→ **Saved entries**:
::::::::

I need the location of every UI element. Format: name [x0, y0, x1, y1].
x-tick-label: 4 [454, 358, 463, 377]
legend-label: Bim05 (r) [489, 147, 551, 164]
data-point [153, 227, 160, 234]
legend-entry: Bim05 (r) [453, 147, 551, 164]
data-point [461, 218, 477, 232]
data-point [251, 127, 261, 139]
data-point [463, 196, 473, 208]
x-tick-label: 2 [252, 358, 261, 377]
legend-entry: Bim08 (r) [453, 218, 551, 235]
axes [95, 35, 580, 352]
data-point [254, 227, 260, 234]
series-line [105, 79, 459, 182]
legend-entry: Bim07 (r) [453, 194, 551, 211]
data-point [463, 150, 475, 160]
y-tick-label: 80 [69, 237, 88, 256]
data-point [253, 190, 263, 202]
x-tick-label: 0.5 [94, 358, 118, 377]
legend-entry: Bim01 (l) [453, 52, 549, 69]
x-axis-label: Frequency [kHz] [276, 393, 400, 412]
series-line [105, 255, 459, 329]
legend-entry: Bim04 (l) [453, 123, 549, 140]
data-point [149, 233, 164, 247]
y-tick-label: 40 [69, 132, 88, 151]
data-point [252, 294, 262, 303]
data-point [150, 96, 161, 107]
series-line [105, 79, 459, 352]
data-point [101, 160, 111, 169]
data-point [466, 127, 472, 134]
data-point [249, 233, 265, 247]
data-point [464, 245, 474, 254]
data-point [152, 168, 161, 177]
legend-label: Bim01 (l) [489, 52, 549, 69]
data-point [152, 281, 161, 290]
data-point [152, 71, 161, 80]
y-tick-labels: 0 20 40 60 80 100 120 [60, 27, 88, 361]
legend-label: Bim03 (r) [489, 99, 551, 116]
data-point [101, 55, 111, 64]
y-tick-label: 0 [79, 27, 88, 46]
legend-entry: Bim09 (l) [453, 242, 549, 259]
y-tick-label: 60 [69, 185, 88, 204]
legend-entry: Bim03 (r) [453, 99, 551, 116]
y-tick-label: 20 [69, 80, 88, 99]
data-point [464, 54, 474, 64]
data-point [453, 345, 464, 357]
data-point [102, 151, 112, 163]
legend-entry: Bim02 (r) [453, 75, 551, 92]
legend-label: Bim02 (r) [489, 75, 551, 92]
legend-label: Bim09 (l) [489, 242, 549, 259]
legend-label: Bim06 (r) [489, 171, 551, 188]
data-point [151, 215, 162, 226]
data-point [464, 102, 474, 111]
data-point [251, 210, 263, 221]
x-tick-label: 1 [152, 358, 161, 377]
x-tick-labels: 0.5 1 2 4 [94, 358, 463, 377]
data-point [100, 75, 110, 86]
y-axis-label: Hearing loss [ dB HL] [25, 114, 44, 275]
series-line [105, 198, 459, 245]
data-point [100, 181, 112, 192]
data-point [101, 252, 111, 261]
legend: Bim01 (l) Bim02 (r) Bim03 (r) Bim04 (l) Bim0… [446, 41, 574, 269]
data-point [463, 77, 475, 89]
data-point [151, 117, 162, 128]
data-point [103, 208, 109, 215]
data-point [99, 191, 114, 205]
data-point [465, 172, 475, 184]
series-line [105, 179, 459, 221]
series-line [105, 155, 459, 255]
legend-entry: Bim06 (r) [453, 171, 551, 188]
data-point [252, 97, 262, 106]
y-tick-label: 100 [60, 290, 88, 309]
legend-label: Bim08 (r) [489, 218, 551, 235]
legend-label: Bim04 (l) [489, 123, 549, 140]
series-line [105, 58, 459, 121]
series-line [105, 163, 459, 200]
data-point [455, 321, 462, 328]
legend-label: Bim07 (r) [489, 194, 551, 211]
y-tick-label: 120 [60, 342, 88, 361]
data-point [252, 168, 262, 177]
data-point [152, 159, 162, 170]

::::::::

→ **To do**: Could you recast every line of the listing above as a Markdown table with the columns "Row" and "Listing line", numbering each row and leaving out any blank lines?

→ **Complete output**:
| Row | Listing line |
|---|---|
| 1 | I need the location of every UI element. Format: name [x0, y0, x1, y1]. |
| 2 | x-tick-label: 4 [454, 358, 463, 377] |
| 3 | legend-label: Bim05 (r) [489, 147, 551, 164] |
| 4 | data-point [153, 227, 160, 234] |
| 5 | legend-entry: Bim05 (r) [453, 147, 551, 164] |
| 6 | data-point [461, 218, 477, 232] |
| 7 | data-point [251, 127, 261, 139] |
| 8 | data-point [463, 196, 473, 208] |
| 9 | x-tick-label: 2 [252, 358, 261, 377] |
| 10 | legend-entry: Bim08 (r) [453, 218, 551, 235] |
| 11 | axes [95, 35, 580, 352] |
| 12 | data-point [254, 227, 260, 234] |
| 13 | series-line [105, 79, 459, 182] |
| 14 | legend-entry: Bim07 (r) [453, 194, 551, 211] |
| 15 | data-point [463, 150, 475, 160] |
| 16 | y-tick-label: 80 [69, 237, 88, 256] |
| 17 | data-point [253, 190, 263, 202] |
| 18 | x-tick-label: 0.5 [94, 358, 118, 377] |
| 19 | legend-entry: Bim01 (l) [453, 52, 549, 69] |
| 20 | x-axis-label: Frequency [kHz] [276, 393, 400, 412] |
| 21 | series-line [105, 255, 459, 329] |
| 22 | legend-entry: Bim04 (l) [453, 123, 549, 140] |
| 23 | data-point [149, 233, 164, 247] |
| 24 | y-tick-label: 40 [69, 132, 88, 151] |
| 25 | data-point [252, 294, 262, 303] |
| 26 | data-point [150, 96, 161, 107] |
| 27 | series-line [105, 79, 459, 352] |
| 28 | data-point [101, 160, 111, 169] |
| 29 | data-point [466, 127, 472, 134] |
| 30 | data-point [249, 233, 265, 247] |
| 31 | data-point [464, 245, 474, 254] |
| 32 | data-point [152, 168, 161, 177] |
| 33 | legend-label: Bim01 (l) [489, 52, 549, 69] |
| 34 | data-point [152, 281, 161, 290] |
| 35 | data-point [152, 71, 161, 80] |
| 36 | y-tick-labels: 0 20 40 60 80 100 120 [60, 27, 88, 361] |
| 37 | legend-label: Bim03 (r) [489, 99, 551, 116] |
| 38 | data-point [101, 55, 111, 64] |
| 39 | y-tick-label: 0 [79, 27, 88, 46] |
| 40 | legend-entry: Bim09 (l) [453, 242, 549, 259] |
| 41 | y-tick-label: 60 [69, 185, 88, 204] |
| 42 | legend-entry: Bim03 (r) [453, 99, 551, 116] |
| 43 | y-tick-label: 20 [69, 80, 88, 99] |
| 44 | data-point [464, 54, 474, 64] |
| 45 | data-point [453, 345, 464, 357] |
| 46 | data-point [102, 151, 112, 163] |
| 47 | legend-entry: Bim02 (r) [453, 75, 551, 92] |
| 48 | legend-label: Bim02 (r) [489, 75, 551, 92] |
| 49 | legend-label: Bim09 (l) [489, 242, 549, 259] |
| 50 | legend-label: Bim06 (r) [489, 171, 551, 188] |
| 51 | data-point [151, 215, 162, 226] |
| 52 | data-point [464, 102, 474, 111] |
| 53 | data-point [251, 210, 263, 221] |
| 54 | x-tick-label: 1 [152, 358, 161, 377] |
| 55 | x-tick-labels: 0.5 1 2 4 [94, 358, 463, 377] |
| 56 | data-point [100, 75, 110, 86] |
| 57 | y-axis-label: Hearing loss [ dB HL] [25, 114, 44, 275] |
| 58 | series-line [105, 198, 459, 245] |
| 59 | data-point [100, 181, 112, 192] |
| 60 | data-point [101, 252, 111, 261] |
| 61 | legend: Bim01 (l) Bim02 (r) Bim03 (r) Bim04 (l) Bim0… [446, 41, 574, 269] |
| 62 | data-point [463, 77, 475, 89] |
| 63 | data-point [151, 117, 162, 128] |
| 64 | data-point [103, 208, 109, 215] |
| 65 | data-point [99, 191, 114, 205] |
| 66 | data-point [465, 172, 475, 184] |
| 67 | series-line [105, 179, 459, 221] |
| 68 | series-line [105, 155, 459, 255] |
| 69 | legend-entry: Bim06 (r) [453, 171, 551, 188] |
| 70 | data-point [252, 97, 262, 106] |
| 71 | y-tick-label: 100 [60, 290, 88, 309] |
| 72 | legend-label: Bim08 (r) [489, 218, 551, 235] |
| 73 | legend-label: Bim04 (l) [489, 123, 549, 140] |
| 74 | series-line [105, 58, 459, 121] |
| 75 | series-line [105, 163, 459, 200] |
| 76 | data-point [455, 321, 462, 328] |
| 77 | legend-label: Bim07 (r) [489, 194, 551, 211] |
| 78 | y-tick-label: 120 [60, 342, 88, 361] |
| 79 | data-point [252, 168, 262, 177] |
| 80 | data-point [152, 159, 162, 170] |